## WORK TASK
Determine how many lines of the entries that follow contain "Adres", and respond with that number alone.

## Transcription dataset entries
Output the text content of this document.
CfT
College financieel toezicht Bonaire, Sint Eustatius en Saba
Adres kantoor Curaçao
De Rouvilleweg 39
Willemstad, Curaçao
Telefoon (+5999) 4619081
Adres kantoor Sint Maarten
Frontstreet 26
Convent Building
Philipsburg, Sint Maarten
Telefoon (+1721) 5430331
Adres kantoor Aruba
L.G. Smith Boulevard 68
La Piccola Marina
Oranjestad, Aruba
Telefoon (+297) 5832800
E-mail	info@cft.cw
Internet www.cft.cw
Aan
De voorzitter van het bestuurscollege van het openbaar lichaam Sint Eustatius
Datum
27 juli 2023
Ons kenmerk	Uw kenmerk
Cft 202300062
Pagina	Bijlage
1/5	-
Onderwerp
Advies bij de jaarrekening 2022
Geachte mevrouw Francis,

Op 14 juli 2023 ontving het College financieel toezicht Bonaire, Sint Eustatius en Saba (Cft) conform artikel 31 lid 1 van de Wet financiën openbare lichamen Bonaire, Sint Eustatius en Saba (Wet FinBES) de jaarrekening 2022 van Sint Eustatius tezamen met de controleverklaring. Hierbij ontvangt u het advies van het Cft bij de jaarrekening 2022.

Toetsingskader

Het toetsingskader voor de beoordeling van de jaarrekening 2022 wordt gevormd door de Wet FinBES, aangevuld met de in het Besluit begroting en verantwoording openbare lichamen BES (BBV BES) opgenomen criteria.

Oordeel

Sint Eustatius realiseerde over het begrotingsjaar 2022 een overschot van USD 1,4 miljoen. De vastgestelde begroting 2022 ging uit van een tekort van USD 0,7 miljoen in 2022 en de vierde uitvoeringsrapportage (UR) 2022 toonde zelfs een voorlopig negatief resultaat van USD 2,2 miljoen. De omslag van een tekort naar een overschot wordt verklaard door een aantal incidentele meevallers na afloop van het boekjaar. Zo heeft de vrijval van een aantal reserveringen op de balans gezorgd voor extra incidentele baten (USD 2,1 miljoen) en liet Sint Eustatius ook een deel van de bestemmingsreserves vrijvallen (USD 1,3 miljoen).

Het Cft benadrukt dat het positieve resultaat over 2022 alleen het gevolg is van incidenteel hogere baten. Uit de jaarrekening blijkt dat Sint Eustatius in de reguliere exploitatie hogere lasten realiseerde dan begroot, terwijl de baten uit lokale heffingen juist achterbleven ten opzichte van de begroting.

## SOLUTION
3